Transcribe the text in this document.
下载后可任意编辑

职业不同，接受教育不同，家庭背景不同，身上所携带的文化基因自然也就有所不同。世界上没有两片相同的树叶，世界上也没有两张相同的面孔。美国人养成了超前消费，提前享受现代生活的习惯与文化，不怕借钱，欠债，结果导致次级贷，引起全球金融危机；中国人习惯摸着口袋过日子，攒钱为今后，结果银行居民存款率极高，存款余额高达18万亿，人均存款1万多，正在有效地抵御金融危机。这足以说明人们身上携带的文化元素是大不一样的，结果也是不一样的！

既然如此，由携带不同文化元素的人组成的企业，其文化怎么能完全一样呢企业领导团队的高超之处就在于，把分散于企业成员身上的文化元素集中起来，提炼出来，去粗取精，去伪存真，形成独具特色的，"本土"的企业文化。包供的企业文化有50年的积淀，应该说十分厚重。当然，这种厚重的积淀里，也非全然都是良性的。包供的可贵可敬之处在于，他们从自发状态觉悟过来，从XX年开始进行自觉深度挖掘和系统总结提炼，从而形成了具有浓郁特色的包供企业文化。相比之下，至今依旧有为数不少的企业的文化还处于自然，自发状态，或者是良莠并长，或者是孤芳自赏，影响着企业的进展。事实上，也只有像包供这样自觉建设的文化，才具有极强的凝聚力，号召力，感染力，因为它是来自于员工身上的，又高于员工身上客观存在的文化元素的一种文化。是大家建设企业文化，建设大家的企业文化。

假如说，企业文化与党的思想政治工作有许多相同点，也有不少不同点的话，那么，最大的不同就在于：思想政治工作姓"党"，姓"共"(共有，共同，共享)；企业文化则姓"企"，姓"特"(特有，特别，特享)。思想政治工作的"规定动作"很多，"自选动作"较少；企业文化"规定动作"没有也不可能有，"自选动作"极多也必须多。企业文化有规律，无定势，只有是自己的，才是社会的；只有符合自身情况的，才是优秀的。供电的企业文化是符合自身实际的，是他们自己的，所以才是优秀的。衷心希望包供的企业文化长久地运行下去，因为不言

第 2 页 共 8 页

########################################

▶ THE PROBLEM: Your task is to repeat every entry exactly.

▶ SOLUTION TO THE EXERCISE:
Transcribe the text in this document.
下载后可任意编辑

职业不同，接受教育不同，家庭背景不同，身上所携带的文化基因自然也就有所不同。世界上没有两片相同的树叶，世界上也没有两张相同的面孔。美国人养成了超前消费，提前享受现代生活的习惯与文化，不怕借钱，欠债，结果导致次级贷，引起全球金融危机；中国人习惯摸着口袋过日子，攒钱为今后，结果银行居民存款率极高，存款余额高达18万亿，人均存款1万多，正在有效地抵御金融危机。这足以说明人们身上携带的文化元素是大不一样的，结果也是不一样的！

既然如此，由携带不同文化元素的人组成的企业，其文化怎么能完全一样呢企业领导团队的高超之处就在于，把分散于企业成员身上的文化元素集中起来，提炼出来，去粗取精，去伪存真，形成独具特色的，"本土"的企业文化。包供的企业文化有50年的积淀，应该说十分厚重。当然，这种厚重的积淀里，也非全然都是良性的。包供的可贵可敬之处在于，他们从自发状态觉悟过来，从XX年开始进行自觉深度挖掘和系统总结提炼，从而形成了具有浓郁特色的包供企业文化。相比之下，至今依旧有为数不少的企业的文化还处于自然，自发状态，或者是良莠并长，或者是孤芳自赏，影响着企业的进展。事实上，也只有像包供这样自觉建设的文化，才具有极强的凝聚力，号召力，感染力，因为它是来自于员工身上的，又高于员工身上客观存在的文化元素的一种文化。是大家建设企业文化，建设大家的企业文化。

假如说，企业文化与党的思想政治工作有许多相同点，也有不少不同点的话，那么，最大的不同就在于：思想政治工作姓"党"，姓"共"(共有，共同，共享)；企业文化则姓"企"，姓"特"(特有，特别，特享)。思想政治工作的"规定动作"很多，"自选动作"较少；企业文化"规定动作"没有也不可能有，"自选动作"极多也必须多。企业文化有规律，无定势，只有是自己的，才是社会的；只有符合自身情况的，才是优秀的。供电的企业文化是符合自身实际的，是他们自己的，所以才是优秀的。衷心希望包供的企业文化长久地运行下去，因为不言

第 2 页 共 8 页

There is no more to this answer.